## EXERCISE DETAILS
From the entries that follow, pick out all lines holding "LEGER".

= = = = =

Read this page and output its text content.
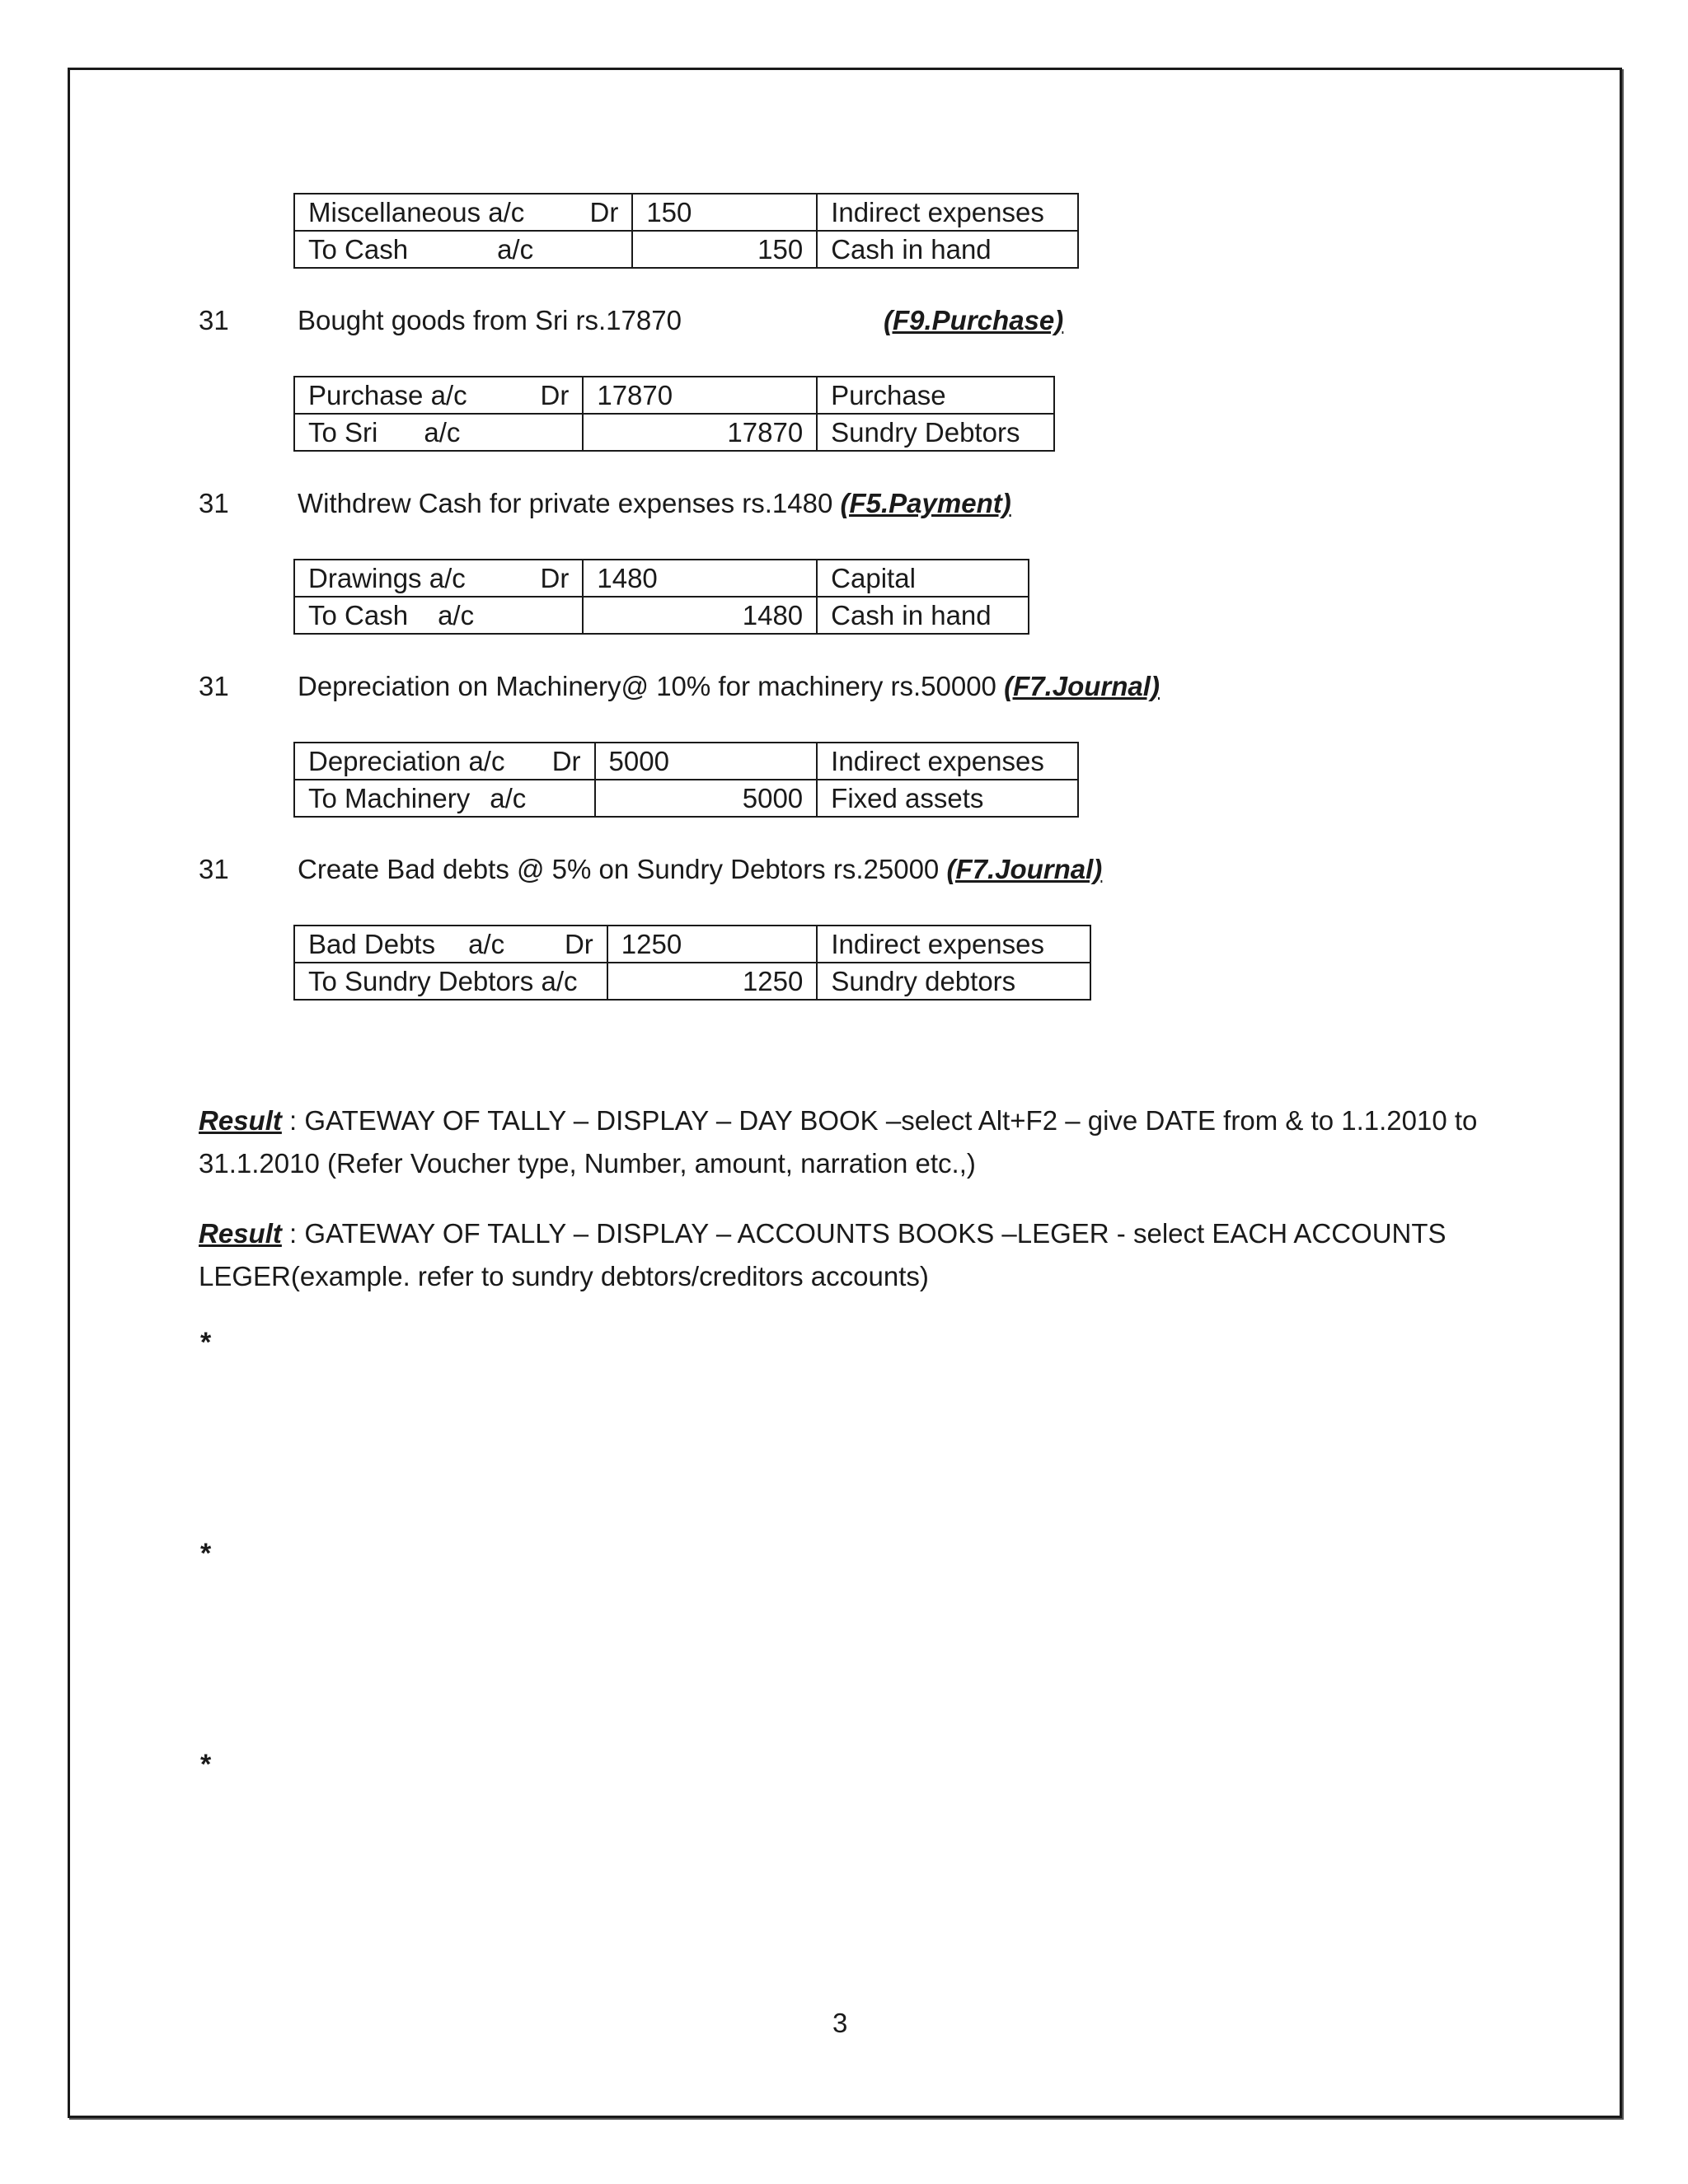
Miscellaneous a/c Dr	150	Indirect expenses
To Cash a/c	150	Cash in hand
31	Bought goods from Sri rs.17870	(F9.Purchase)
Purchase a/c Dr	17870	Purchase
To Sri a/c	17870	Sundry Debtors
31	Withdrew Cash for private expenses rs.1480 (F5.Payment)
Drawings a/c Dr	1480	Capital
To Cash a/c	1480	Cash in hand
31	Depreciation on Machinery@ 10% for machinery rs.50000 (F7.Journal)
Depreciation a/c Dr	5000	Indirect expenses
To Machinery a/c	5000	Fixed assets
31	Create Bad debts @ 5% on Sundry Debtors rs.25000 (F7.Journal)
Bad Debts a/c Dr	1250	Indirect expenses
To Sundry Debtors a/c	1250	Sundry debtors
Result : GATEWAY OF TALLY – DISPLAY – DAY BOOK –select Alt+F2 – give DATE from & to 1.1.2010 to
31.1.2010 (Refer Voucher type, Number, amount, narration etc.,)
Result : GATEWAY OF TALLY – DISPLAY – ACCOUNTS BOOKS –LEGER - select EACH ACCOUNTS
LEGER(example. refer to sundry debtors/creditors accounts)
*
*
*
3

= = = = =

## SOLVED EXERCISE
Result : GATEWAY OF TALLY – DISPLAY – ACCOUNTS BOOKS –LEGER - select EACH ACCOUNTS
LEGER(example. refer to sundry debtors/creditors accounts)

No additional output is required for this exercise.